Set up the gel apparatus during the 10 mins sample heating step.
Note that prestained molecular weight marker doesn't need any preparation.
Running the gel
- Wear gloves.
- Remove the NuPAGE gel from the pouch.
- Rinse the gel cassette with deionized water.
- Peel the tape from the bottom of the cassette.
- Gently pull the comb from the cassette in one smooth motion.
- Rinse the sample wells with 1X NuPAGE SDS running buffer.
- Use a pipetman and pipet to squirt in running buffer.
- Invert and shake to remove buffer.
- Repeat rinse two more times.
- Orient the two gels in the Mini-Cell such that the notched "well" side of the cassette faces inward towards the buffer core.
- Seat the gels on the bottom of the Mini-Cell and lock into place with the gel tension wedge.
- Use the plastic buffer dam if you are only running one gel.
- Fill the upper buffer chamber with a small amount of uppder buffer chamber running buffer (with antioxidant) to check tightness of seal.
- If there is a leak, discard buffer, reseal chamber and try again.
- Fill upper buffer chamber. Buffer level should exceed level of the wells. Requires about 200mL
- Load samples.
- Load protein molecular weight marker.
- Fill lower buffer chamber at the gap near locking mechanism with 600mL NuPAGE SDS running buffer.
- Run at 200V for 30 minutes.
Staining the gel
- Shut off the power.
- Disconnect electrodes.
- Remove gels.
- Insert a knife in between the two plates and pry the plates apart.
- You should hear a cracking noise as you break the bond between the two plates.

************

▸ Exercise description
Copy the gel protocol from "- Rinse the sample" up to and including "the buffer core.", switching "pipetman" to "micropipette".

▸ Given records
************

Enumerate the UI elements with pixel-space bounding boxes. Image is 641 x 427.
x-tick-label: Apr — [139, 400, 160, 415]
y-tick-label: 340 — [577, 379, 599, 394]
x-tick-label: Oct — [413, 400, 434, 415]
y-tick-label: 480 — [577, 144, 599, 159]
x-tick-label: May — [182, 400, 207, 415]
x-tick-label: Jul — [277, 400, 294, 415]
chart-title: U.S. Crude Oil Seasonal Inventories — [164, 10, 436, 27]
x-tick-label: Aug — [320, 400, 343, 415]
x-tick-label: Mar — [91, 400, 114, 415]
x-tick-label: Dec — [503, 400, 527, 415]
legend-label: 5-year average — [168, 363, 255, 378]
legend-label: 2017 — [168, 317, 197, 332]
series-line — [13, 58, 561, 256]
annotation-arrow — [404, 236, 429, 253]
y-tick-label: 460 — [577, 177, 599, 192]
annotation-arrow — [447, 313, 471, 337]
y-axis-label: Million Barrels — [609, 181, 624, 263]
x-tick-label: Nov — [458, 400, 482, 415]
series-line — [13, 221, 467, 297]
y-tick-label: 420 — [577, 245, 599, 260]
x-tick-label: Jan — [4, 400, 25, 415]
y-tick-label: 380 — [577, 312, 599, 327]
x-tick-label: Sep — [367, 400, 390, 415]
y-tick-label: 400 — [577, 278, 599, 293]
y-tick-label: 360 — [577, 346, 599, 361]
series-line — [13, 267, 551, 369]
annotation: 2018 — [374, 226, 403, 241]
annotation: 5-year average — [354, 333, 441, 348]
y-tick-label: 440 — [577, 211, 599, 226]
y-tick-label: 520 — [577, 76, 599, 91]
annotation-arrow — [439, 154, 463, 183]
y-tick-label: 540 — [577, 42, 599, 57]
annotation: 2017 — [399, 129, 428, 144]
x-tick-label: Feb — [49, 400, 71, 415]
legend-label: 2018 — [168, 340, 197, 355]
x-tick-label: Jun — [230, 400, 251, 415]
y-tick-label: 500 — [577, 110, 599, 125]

************

▸ Written response
- Rinse the sample wells with 1X NuPAGE SDS running buffer.
- Use a micropipette and pipet to squirt in running buffer.
- Invert and shake to remove buffer.
- Repeat rinse two more times.
- Orient the two gels in the Mini-Cell such that the notched "well" side of the cassette faces inward towards the buffer core.